* start Extracted information *
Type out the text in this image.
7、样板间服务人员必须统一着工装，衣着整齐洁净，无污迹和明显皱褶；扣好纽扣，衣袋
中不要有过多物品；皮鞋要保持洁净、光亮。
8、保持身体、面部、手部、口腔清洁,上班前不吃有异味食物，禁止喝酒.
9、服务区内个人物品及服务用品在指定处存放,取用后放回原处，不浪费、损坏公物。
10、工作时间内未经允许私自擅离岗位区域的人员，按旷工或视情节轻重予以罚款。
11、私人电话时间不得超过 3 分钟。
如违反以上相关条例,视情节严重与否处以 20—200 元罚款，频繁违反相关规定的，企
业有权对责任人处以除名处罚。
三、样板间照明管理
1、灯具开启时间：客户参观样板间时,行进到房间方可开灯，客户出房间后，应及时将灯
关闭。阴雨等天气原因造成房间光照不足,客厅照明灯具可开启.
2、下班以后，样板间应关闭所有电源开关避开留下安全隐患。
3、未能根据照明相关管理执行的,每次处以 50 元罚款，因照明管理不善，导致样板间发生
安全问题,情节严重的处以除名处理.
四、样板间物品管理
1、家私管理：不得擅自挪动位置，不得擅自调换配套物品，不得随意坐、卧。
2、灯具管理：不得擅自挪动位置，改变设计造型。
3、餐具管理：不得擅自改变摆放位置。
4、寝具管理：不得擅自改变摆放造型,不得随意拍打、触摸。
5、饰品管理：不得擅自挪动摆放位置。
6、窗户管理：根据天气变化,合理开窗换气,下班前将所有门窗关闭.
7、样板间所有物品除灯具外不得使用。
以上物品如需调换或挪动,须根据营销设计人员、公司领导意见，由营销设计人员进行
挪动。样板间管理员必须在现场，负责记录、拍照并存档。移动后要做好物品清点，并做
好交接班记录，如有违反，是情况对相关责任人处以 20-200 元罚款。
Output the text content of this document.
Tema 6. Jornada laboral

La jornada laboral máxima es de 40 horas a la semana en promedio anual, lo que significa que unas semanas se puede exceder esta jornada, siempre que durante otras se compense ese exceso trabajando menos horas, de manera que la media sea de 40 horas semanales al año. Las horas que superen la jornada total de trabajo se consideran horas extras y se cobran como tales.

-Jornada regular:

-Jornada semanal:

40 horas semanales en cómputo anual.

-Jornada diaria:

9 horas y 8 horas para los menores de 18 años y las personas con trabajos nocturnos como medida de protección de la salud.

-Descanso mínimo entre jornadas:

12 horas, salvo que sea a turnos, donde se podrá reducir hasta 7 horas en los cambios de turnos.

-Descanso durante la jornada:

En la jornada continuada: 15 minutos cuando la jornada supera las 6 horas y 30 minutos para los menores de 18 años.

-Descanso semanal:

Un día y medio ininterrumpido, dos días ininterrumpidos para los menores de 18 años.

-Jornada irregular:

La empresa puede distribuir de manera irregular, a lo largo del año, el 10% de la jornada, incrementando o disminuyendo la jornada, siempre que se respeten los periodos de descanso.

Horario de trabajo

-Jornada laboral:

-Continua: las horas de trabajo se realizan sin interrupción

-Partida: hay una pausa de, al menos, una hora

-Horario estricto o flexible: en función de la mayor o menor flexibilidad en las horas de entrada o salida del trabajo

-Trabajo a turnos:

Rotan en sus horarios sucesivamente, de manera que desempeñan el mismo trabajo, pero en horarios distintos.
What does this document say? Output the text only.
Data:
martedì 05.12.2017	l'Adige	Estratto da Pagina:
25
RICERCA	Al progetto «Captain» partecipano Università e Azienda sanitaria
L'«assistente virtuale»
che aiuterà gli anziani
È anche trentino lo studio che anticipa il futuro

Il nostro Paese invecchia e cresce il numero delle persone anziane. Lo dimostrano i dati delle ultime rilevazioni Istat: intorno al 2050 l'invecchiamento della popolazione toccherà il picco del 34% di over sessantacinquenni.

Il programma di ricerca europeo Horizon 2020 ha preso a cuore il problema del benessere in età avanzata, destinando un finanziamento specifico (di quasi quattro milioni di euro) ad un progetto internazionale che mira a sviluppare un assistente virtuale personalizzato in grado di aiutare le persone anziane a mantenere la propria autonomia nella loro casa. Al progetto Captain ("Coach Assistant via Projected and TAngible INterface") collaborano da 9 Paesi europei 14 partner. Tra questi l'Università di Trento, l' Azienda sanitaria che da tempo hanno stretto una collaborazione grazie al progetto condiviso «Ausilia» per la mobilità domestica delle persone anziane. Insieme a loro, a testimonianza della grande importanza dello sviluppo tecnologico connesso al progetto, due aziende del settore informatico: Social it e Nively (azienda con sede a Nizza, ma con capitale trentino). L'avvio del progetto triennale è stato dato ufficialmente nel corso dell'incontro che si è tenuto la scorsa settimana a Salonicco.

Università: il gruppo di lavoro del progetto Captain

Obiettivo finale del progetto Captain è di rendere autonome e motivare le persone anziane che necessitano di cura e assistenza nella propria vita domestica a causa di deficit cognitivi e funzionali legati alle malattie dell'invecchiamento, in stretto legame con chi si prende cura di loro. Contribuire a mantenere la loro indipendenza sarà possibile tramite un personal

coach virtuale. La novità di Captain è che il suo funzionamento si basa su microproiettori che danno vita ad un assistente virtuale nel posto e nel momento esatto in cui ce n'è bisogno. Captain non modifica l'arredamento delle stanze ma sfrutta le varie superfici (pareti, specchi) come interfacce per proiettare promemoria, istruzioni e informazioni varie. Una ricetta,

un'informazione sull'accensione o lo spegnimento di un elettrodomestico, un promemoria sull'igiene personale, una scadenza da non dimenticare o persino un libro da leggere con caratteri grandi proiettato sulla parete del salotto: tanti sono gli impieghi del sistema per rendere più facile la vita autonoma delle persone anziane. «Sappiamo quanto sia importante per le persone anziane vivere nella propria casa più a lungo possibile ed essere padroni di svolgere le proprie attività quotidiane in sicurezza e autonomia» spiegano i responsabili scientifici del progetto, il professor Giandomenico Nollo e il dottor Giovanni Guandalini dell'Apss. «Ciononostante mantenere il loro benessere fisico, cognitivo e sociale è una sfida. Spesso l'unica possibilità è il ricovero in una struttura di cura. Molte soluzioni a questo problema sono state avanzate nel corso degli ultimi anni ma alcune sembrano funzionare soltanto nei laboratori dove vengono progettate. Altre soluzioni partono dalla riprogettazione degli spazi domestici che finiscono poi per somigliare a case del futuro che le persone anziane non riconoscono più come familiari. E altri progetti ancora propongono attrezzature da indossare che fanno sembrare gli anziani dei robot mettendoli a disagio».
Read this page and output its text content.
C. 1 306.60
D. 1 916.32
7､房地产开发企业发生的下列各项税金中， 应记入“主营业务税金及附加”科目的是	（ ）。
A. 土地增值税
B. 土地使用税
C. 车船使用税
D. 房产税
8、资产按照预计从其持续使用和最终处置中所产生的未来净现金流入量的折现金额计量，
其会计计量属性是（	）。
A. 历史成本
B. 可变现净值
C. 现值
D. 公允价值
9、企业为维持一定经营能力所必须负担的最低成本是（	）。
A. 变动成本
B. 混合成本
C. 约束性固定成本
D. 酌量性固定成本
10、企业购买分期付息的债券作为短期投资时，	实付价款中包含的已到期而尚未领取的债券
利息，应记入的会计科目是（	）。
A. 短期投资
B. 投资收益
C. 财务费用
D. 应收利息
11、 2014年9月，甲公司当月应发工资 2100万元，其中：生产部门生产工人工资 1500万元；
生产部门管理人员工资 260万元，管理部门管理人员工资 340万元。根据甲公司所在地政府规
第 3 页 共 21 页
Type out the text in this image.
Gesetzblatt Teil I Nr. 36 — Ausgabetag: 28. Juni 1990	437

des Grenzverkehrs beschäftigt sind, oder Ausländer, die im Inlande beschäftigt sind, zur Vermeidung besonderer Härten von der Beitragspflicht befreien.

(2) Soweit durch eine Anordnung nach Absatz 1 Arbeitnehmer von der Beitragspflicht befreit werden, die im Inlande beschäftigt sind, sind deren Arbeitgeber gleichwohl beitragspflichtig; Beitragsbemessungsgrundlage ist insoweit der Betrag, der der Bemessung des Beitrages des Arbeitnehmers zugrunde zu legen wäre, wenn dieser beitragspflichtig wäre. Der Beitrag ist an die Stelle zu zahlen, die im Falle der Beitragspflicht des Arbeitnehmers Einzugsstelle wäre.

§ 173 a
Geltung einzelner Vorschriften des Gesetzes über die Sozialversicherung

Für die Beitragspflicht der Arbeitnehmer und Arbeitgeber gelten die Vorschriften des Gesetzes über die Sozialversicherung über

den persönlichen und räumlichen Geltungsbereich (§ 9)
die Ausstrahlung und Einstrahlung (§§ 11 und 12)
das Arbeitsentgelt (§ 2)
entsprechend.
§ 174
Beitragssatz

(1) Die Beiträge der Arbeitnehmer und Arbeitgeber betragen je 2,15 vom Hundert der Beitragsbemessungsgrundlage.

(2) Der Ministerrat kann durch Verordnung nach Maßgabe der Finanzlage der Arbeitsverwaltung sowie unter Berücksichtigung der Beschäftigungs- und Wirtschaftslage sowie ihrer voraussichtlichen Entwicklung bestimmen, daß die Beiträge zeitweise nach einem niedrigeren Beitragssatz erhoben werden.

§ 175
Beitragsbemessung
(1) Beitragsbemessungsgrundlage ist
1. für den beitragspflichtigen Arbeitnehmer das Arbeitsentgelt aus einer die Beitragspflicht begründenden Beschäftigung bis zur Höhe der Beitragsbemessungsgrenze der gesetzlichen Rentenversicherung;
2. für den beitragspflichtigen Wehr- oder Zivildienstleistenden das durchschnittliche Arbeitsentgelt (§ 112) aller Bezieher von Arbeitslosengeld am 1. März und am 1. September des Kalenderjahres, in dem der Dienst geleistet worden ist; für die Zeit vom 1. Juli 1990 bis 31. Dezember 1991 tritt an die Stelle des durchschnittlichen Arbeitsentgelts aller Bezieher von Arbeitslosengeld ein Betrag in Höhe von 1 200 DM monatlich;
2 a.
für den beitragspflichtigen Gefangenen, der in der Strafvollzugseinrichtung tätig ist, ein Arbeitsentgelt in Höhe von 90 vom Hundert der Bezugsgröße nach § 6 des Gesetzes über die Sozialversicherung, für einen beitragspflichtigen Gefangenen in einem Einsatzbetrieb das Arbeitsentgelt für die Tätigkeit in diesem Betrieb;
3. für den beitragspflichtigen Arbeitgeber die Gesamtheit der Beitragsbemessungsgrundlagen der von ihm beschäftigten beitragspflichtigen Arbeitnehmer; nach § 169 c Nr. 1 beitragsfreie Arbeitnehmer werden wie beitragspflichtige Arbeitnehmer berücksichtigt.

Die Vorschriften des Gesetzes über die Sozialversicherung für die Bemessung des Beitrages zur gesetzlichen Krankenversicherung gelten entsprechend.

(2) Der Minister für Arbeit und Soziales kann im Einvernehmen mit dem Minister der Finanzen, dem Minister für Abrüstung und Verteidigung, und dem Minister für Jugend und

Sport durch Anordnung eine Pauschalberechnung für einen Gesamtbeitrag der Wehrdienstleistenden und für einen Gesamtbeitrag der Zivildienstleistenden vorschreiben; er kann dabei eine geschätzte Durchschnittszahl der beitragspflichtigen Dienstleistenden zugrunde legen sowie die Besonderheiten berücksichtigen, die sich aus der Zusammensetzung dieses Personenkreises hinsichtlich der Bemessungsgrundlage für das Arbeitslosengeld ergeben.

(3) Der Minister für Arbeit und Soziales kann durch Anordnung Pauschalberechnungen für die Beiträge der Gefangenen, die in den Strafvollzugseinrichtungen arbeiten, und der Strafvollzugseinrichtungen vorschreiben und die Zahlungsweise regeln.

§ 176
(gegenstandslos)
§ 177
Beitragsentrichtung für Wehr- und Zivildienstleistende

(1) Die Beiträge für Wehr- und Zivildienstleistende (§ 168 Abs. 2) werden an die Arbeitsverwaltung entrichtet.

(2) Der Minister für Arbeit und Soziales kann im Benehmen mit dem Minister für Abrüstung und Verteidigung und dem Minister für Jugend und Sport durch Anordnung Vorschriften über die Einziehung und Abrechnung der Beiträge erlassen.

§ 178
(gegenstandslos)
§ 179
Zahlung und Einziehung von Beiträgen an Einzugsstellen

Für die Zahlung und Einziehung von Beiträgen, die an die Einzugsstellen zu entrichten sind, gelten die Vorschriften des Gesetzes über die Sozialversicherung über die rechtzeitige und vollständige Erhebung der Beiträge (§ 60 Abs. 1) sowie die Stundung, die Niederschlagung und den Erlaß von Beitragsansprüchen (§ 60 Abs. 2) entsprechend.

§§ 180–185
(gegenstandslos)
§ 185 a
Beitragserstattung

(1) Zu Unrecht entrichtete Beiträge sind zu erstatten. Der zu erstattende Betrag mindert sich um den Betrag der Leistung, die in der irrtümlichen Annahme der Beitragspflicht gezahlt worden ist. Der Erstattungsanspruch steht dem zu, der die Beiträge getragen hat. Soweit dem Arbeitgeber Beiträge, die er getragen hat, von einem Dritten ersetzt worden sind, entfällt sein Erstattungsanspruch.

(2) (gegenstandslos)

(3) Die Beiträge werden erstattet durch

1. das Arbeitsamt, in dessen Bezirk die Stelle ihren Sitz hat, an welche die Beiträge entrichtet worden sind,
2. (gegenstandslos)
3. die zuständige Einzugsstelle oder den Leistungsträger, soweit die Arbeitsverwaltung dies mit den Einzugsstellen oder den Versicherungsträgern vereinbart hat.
* end Extracted information *
*Challenge*: Say how many lines contain "this", and give nothing but that number.

*Answer*: 5